◆ **Exercise details**: Gather every line of the entries that includes the word "крыльев".
________________________________________
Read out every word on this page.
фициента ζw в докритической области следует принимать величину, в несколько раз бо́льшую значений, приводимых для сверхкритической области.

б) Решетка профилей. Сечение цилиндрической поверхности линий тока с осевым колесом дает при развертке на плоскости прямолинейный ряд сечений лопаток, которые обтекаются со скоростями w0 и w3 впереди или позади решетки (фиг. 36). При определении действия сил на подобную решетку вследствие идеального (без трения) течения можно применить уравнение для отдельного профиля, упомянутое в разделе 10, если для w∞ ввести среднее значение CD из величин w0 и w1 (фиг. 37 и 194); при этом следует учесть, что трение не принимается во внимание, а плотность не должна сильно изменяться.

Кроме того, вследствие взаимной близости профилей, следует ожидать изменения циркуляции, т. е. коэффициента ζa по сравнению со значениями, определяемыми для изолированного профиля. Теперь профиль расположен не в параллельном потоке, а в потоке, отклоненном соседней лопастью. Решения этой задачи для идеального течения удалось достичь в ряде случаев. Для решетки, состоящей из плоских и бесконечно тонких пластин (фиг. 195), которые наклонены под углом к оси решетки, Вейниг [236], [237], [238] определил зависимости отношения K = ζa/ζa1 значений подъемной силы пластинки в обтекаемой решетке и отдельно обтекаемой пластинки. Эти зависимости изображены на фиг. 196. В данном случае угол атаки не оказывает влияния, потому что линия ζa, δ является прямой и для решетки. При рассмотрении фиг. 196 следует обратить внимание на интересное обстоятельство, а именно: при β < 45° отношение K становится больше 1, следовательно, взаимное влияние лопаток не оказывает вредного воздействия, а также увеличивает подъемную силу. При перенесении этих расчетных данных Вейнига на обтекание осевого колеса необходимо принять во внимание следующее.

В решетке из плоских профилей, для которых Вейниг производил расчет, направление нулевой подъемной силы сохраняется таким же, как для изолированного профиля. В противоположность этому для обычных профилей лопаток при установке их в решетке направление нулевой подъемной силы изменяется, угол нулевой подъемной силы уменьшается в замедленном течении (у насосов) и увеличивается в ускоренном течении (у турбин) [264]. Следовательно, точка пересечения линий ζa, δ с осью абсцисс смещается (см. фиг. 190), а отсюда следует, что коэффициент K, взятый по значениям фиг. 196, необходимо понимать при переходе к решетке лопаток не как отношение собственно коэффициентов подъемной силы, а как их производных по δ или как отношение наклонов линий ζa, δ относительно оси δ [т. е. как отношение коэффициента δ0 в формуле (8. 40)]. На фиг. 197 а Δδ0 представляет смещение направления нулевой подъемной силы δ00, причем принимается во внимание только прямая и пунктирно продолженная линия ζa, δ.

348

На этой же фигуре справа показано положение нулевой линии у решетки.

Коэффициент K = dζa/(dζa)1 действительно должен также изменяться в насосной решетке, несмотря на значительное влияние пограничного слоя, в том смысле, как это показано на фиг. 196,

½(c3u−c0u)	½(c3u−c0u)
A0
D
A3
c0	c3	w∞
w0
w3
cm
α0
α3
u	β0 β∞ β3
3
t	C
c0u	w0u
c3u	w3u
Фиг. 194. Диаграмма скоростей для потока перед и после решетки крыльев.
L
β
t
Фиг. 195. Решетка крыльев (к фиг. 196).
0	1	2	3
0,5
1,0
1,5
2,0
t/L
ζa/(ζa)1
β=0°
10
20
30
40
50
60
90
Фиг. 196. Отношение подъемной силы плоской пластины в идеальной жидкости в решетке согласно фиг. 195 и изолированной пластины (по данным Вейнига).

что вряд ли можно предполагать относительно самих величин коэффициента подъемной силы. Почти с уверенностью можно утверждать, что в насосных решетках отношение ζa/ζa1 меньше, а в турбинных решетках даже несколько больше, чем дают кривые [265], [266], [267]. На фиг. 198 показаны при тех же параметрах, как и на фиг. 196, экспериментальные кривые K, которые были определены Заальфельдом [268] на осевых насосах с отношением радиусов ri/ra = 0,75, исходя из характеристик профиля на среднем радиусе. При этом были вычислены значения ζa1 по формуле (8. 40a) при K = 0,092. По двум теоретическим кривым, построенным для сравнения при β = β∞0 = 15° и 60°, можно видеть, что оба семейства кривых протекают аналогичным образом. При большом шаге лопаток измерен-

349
________________________________________
◆ **Exercise solution**:
Фиг. 194. Диаграмма скоростей для потока перед и после решетки крыльев.
Фиг. 195. Решетка крыльев (к фиг. 196).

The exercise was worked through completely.